_Short task_:
Look through the data below and report how many lines include "frac". Only the number should be given.

_Input for this task_:
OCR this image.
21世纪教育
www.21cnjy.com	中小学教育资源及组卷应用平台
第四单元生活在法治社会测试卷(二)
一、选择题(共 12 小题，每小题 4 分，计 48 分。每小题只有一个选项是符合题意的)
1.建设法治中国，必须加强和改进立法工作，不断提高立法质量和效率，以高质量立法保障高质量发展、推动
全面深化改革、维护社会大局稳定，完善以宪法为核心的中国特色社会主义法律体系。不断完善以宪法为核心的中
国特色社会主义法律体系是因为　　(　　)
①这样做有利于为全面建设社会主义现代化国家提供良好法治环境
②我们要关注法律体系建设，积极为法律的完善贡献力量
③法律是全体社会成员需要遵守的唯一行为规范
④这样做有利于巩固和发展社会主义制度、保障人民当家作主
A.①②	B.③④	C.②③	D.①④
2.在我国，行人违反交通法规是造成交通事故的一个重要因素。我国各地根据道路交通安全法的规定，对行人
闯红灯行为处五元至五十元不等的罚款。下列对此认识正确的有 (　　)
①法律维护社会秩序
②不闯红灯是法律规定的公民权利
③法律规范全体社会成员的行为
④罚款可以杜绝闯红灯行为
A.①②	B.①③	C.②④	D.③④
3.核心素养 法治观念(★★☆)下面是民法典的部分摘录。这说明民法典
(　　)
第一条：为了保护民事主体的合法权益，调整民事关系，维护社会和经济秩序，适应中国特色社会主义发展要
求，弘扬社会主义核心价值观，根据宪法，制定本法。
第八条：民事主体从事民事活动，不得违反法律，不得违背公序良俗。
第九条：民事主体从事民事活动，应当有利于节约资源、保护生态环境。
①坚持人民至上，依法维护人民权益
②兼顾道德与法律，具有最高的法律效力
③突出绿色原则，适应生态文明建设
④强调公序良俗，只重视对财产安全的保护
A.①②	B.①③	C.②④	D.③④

* * *

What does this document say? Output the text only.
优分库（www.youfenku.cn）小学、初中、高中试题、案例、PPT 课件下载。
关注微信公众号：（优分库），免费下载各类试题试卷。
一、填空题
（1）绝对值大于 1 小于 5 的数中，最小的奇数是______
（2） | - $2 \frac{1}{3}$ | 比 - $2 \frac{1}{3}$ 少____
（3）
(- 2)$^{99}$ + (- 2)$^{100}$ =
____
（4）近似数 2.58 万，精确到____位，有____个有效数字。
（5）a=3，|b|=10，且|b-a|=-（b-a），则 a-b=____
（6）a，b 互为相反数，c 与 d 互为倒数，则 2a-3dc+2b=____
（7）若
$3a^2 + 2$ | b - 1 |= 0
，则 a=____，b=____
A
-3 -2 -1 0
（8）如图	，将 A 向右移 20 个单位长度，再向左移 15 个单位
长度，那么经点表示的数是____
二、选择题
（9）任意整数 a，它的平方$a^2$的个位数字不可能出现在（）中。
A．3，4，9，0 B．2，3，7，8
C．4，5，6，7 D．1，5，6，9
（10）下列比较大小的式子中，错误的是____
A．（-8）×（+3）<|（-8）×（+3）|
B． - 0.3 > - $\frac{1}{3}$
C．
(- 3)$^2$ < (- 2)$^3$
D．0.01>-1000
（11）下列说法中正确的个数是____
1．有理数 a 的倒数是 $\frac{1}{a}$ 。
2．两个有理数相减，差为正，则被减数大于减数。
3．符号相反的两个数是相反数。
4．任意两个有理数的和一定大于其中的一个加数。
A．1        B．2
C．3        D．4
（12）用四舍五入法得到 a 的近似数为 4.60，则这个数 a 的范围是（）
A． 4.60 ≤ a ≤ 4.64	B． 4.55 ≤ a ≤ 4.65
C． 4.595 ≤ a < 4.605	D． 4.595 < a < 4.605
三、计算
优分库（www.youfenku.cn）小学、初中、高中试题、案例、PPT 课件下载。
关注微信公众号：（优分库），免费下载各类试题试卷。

_Completed exercise_:
3